Task details
From the entries below, copy every line where the string "right" appears.

[Collected data entries]
☆ ☆ ☆
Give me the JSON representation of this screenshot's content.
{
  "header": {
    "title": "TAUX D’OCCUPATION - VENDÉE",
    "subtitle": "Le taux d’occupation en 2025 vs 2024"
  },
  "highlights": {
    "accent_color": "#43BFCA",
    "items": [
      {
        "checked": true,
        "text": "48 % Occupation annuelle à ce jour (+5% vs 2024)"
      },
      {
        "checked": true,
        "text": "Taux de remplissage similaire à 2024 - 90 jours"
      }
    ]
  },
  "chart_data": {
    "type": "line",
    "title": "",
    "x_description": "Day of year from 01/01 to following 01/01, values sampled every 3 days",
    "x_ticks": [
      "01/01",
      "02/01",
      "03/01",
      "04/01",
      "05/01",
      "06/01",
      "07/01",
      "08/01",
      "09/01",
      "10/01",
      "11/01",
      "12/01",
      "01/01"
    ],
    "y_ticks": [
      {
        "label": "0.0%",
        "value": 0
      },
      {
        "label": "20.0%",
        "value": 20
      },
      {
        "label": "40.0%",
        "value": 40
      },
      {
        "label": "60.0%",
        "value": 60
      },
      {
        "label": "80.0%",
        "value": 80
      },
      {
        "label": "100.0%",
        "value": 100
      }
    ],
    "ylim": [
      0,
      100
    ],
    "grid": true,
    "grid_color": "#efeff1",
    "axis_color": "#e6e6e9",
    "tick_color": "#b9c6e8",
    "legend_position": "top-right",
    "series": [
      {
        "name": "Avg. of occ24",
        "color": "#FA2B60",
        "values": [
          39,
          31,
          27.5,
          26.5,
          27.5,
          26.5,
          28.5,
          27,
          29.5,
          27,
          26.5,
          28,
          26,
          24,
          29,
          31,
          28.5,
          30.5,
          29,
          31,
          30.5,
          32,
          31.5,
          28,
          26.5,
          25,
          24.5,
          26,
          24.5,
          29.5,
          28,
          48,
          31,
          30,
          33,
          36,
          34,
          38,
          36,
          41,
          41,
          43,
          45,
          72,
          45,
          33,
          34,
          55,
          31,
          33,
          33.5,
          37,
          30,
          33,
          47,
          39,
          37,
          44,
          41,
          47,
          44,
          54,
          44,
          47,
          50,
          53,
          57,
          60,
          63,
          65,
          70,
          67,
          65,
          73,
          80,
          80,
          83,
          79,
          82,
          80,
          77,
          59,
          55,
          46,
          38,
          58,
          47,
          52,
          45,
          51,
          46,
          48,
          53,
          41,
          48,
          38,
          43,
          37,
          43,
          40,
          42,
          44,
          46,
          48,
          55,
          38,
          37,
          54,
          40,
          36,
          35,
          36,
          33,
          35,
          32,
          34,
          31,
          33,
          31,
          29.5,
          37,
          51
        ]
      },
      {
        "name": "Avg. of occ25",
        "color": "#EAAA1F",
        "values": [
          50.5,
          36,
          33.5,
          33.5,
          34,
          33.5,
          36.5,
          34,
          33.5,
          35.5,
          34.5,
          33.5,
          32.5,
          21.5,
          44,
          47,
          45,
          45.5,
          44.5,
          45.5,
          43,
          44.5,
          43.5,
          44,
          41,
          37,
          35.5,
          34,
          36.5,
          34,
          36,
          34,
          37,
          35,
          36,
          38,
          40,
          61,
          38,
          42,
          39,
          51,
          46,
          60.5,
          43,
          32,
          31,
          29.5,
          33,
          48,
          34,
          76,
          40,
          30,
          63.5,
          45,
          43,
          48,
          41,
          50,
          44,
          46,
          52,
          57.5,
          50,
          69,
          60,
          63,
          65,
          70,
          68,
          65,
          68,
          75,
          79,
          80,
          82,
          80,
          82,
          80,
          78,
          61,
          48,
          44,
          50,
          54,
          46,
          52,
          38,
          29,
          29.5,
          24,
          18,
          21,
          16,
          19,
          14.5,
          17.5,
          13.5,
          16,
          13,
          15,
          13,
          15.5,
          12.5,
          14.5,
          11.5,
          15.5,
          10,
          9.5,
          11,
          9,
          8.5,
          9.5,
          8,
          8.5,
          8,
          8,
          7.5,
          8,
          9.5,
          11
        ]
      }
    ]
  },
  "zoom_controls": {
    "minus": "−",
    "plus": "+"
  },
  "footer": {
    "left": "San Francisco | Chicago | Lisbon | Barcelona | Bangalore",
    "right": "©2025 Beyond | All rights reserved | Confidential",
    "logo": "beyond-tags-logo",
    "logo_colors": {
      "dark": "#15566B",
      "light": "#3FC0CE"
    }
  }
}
☆ ☆ ☆
The reply
    "legend_position": "top-right",
    "right": "©2025 Beyond | All rights reserved | Confidential",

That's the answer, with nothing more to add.